◆ **Aim of the exercise**
Reproduce all the lines exactly as they stand, apart from the pictures.

◆ **Given records**
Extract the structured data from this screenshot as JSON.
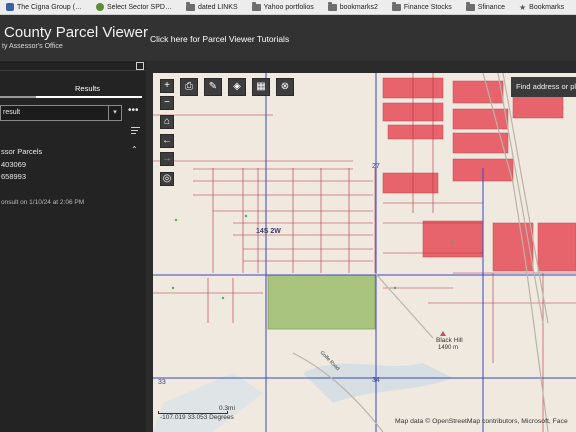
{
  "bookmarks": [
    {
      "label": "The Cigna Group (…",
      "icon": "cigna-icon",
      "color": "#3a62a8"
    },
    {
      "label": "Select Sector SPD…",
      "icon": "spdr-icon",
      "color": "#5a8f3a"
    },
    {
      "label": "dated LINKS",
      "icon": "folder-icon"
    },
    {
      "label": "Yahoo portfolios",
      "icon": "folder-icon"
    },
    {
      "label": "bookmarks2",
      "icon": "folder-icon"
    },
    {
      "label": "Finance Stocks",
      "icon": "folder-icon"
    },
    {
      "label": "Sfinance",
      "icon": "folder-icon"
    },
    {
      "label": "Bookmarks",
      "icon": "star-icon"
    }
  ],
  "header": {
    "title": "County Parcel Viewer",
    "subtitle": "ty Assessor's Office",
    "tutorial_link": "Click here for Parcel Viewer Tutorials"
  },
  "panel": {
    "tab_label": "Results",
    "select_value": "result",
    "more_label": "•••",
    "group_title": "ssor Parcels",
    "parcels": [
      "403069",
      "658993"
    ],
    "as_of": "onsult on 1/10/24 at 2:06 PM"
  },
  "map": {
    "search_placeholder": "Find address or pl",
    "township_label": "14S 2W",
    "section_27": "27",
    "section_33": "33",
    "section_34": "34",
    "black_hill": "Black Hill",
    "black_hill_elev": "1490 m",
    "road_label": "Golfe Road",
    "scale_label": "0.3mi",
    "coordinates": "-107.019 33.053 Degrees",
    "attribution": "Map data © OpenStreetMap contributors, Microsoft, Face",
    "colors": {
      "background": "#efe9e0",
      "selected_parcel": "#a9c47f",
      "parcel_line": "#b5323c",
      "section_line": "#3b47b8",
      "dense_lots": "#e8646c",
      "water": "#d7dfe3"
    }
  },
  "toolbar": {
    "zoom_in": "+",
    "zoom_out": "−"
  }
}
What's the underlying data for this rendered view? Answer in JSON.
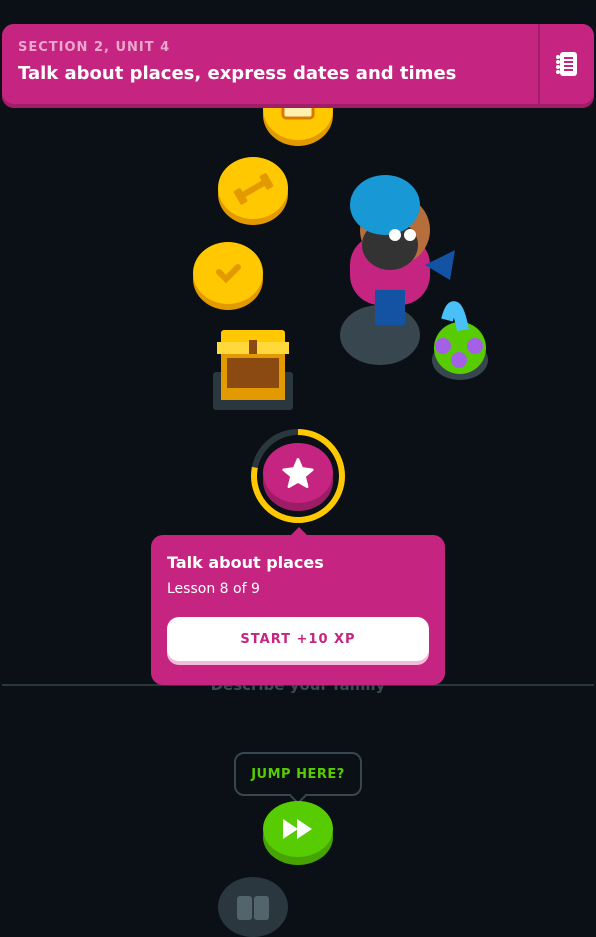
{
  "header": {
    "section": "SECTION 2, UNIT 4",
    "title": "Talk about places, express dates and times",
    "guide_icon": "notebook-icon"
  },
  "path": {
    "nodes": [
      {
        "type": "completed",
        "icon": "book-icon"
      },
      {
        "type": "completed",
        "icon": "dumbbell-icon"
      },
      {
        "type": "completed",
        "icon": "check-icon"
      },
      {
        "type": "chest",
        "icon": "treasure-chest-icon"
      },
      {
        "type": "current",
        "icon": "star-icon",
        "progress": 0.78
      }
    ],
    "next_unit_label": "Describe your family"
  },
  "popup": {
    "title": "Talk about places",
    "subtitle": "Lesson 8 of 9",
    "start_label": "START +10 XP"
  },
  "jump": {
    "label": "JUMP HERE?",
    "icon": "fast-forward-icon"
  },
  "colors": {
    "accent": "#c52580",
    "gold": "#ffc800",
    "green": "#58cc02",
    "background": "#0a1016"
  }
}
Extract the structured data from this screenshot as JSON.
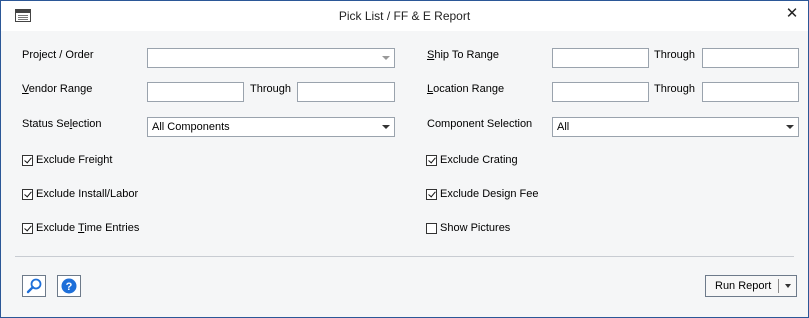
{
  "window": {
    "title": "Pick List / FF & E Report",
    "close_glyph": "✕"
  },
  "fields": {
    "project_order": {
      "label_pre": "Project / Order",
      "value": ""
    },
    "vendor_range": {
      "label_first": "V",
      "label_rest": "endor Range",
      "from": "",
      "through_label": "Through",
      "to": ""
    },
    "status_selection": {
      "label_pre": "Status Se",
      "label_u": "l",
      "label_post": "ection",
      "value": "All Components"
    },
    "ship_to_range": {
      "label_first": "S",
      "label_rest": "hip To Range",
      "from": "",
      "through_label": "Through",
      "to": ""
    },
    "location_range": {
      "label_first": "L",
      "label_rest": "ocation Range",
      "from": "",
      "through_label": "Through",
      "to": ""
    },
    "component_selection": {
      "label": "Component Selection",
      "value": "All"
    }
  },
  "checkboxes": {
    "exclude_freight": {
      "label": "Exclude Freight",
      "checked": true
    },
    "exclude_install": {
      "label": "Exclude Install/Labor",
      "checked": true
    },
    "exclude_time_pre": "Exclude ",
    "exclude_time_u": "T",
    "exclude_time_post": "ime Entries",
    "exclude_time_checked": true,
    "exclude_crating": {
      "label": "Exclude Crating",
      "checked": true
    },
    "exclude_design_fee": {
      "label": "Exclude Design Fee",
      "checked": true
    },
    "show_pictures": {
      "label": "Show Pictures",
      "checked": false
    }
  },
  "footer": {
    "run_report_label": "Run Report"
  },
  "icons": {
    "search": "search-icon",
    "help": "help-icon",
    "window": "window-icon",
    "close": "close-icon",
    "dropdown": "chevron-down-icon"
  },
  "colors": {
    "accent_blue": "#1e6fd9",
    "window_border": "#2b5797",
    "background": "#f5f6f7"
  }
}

◆ **Exercise answer**
Extract the structured data from this screenshot as JSON.
{
  "bookmarks": [
    {
      "label": "The Cigna Group (…",
      "icon": "cigna-icon",
      "color": "#3a62a8"
    },
    {
      "label": "Select Sector SPD…",
      "icon": "spdr-icon",
      "color": "#5a8f3a"
    },
    {
      "label": "dated LINKS",
      "icon": "folder-icon"
    },
    {
      "label": "Yahoo portfolios",
      "icon": "folder-icon"
    },
    {
      "label": "bookmarks2",
      "icon": "folder-icon"
    },
    {
      "label": "Finance Stocks",
      "icon": "folder-icon"
    },
    {
      "label": "Sfinance",
      "icon": "folder-icon"
    },
    {
      "label": "Bookmarks",
      "icon": "star-icon"
    }
  ],
  "header": {
    "title": "County Parcel Viewer",
    "subtitle": "ty Assessor's Office",
    "tutorial_link": "Click here for Parcel Viewer Tutorials"
  },
  "panel": {
    "tab_label": "Results",
    "select_value": "result",
    "more_label": "•••",
    "group_title": "ssor Parcels",
    "parcels": [
      "403069",
      "658993"
    ],
    "as_of": "onsult on 1/10/24 at 2:06 PM"
  },
  "map": {
    "search_placeholder": "Find address or pl",
    "township_label": "14S 2W",
    "section_27": "27",
    "section_33": "33",
    "section_34": "34",
    "black_hill": "Black Hill",
    "black_hill_elev": "1490 m",
    "road_label": "Golfe Road",
    "scale_label": "0.3mi",
    "coordinates": "-107.019 33.053 Degrees",
    "attribution": "Map data © OpenStreetMap contributors, Microsoft, Face",
    "colors": {
      "background": "#efe9e0",
      "selected_parcel": "#a9c47f",
      "parcel_line": "#b5323c",
      "section_line": "#3b47b8",
      "dense_lots": "#e8646c",
      "water": "#d7dfe3"
    }
  },
  "toolbar": {
    "zoom_in": "+",
    "zoom_out": "−"
  }
}
What's the underlying data for this rendered view? Answer in JSON.
{
  "header": {
    "section": "SECTION 2, UNIT 4",
    "title": "Talk about places, express dates and times",
    "guide_icon": "notebook-icon"
  },
  "path": {
    "nodes": [
      {
        "type": "completed",
        "icon": "book-icon"
      },
      {
        "type": "completed",
        "icon": "dumbbell-icon"
      },
      {
        "type": "completed",
        "icon": "check-icon"
      },
      {
        "type": "chest",
        "icon": "treasure-chest-icon"
      },
      {
        "type": "current",
        "icon": "star-icon",
        "progress": 0.78
      }
    ],
    "next_unit_label": "Describe your family"
  },
  "popup": {
    "title": "Talk about places",
    "subtitle": "Lesson 8 of 9",
    "start_label": "START +10 XP"
  },
  "jump": {
    "label": "JUMP HERE?",
    "icon": "fast-forward-icon"
  },
  "colors": {
    "accent": "#c52580",
    "gold": "#ffc800",
    "green": "#58cc02",
    "background": "#0a1016"
  }
}
Extract the structured data from this screenshot as JSON.
{
  "window": {
    "title": "Pick List / FF & E Report",
    "close_glyph": "✕"
  },
  "fields": {
    "project_order": {
      "label_pre": "Project / Order",
      "value": ""
    },
    "vendor_range": {
      "label_first": "V",
      "label_rest": "endor Range",
      "from": "",
      "through_label": "Through",
      "to": ""
    },
    "status_selection": {
      "label_pre": "Status Se",
      "label_u": "l",
      "label_post": "ection",
      "value": "All Components"
    },
    "ship_to_range": {
      "label_first": "S",
      "label_rest": "hip To Range",
      "from": "",
      "through_label": "Through",
      "to": ""
    },
    "location_range": {
      "label_first": "L",
      "label_rest": "ocation Range",
      "from": "",
      "through_label": "Through",
      "to": ""
    },
    "component_selection": {
      "label": "Component Selection",
      "value": "All"
    }
  },
  "checkboxes": {
    "exclude_freight": {
      "label": "Exclude Freight",
      "checked": true
    },
    "exclude_install": {
      "label": "Exclude Install/Labor",
      "checked": true
    },
    "exclude_time_pre": "Exclude ",
    "exclude_time_u": "T",
    "exclude_time_post": "ime Entries",
    "exclude_time_checked": true,
    "exclude_crating": {
      "label": "Exclude Crating",
      "checked": true
    },
    "exclude_design_fee": {
      "label": "Exclude Design Fee",
      "checked": true
    },
    "show_pictures": {
      "label": "Show Pictures",
      "checked": false
    }
  },
  "footer": {
    "run_report_label": "Run Report"
  },
  "icons": {
    "search": "search-icon",
    "help": "help-icon",
    "window": "window-icon",
    "close": "close-icon",
    "dropdown": "chevron-down-icon"
  },
  "colors": {
    "accent_blue": "#1e6fd9",
    "window_border": "#2b5797",
    "background": "#f5f6f7"
  }
}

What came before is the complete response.